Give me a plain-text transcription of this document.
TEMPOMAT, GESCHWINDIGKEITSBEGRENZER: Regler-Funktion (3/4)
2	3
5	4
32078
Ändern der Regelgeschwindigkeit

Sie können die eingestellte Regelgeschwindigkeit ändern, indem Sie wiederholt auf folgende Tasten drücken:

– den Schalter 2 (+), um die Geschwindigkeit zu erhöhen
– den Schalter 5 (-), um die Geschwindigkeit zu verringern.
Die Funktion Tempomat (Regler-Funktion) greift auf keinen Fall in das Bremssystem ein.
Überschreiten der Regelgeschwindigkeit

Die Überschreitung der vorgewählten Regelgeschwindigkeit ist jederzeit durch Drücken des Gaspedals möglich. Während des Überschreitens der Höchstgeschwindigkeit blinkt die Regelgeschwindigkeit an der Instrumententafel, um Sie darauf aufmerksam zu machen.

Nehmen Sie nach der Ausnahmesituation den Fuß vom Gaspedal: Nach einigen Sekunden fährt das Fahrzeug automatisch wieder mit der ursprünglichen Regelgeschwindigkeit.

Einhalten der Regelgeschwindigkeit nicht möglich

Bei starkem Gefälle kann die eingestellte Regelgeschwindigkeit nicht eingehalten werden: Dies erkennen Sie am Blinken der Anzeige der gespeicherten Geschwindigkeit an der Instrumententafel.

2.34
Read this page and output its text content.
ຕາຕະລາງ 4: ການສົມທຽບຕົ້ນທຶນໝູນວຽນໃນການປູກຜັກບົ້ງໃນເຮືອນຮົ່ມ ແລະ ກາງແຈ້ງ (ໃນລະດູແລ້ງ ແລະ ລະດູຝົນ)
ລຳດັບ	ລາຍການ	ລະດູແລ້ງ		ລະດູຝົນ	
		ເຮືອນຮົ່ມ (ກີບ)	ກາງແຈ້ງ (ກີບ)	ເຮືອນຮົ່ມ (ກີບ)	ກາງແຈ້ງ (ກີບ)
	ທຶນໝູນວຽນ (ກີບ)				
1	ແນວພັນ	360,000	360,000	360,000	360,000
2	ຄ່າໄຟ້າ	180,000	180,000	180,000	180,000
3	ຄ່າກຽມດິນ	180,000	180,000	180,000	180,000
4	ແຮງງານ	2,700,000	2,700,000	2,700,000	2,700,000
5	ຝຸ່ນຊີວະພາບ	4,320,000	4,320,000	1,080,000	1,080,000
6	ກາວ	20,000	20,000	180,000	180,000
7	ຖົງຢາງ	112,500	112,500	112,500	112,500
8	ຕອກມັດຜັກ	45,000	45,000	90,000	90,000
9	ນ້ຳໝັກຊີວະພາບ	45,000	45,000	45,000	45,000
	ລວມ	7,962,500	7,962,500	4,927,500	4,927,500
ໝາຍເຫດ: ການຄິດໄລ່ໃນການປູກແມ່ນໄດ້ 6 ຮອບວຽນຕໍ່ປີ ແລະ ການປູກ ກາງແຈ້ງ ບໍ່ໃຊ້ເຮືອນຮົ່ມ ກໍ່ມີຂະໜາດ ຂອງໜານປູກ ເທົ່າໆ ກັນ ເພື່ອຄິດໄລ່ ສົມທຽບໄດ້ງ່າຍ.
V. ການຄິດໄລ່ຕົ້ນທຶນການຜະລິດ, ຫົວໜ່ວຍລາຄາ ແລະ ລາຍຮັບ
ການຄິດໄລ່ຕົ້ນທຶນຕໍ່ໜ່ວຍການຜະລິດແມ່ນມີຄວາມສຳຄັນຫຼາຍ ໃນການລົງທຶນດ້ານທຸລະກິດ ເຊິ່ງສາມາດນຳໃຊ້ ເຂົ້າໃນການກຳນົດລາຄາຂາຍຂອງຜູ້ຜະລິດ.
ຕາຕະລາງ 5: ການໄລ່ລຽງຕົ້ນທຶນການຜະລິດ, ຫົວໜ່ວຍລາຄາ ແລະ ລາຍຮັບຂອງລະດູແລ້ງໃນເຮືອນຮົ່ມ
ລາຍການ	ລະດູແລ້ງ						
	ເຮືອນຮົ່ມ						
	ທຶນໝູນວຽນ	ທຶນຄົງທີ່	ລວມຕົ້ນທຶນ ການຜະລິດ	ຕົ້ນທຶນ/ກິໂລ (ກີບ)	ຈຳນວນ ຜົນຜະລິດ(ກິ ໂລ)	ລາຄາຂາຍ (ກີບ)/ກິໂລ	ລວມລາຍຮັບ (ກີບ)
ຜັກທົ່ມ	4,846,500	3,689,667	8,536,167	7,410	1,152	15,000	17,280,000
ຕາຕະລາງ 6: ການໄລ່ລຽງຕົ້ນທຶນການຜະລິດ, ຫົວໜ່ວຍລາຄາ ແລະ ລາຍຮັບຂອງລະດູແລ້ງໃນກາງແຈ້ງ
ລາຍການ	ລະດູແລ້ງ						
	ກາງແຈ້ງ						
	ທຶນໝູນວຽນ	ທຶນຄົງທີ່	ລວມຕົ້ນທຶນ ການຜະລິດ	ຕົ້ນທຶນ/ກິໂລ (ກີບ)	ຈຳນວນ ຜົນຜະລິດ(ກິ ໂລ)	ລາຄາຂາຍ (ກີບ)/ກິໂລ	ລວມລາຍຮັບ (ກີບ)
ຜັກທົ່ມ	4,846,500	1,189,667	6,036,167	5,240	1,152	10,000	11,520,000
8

* * * * *

_Task goal_
Go through the listing above and pull out each line containing the word "ລຽງຕ".

_Task response_
ຕາຕະລາງ 5: ການໄລ່ລຽງຕົ້ນທຶນການຜະລິດ, ຫົວໜ່ວຍລາຄາ ແລະ ລາຍຮັບຂອງລະດູແລ້ງໃນເຮືອນຮົ່ມ
ຕາຕະລາງ 6: ການໄລ່ລຽງຕົ້ນທຶນການຜະລິດ, ຫົວໜ່ວຍລາຄາ ແລະ ລາຍຮັບຂອງລະດູແລ້ງໃນກາງແຈ້ງ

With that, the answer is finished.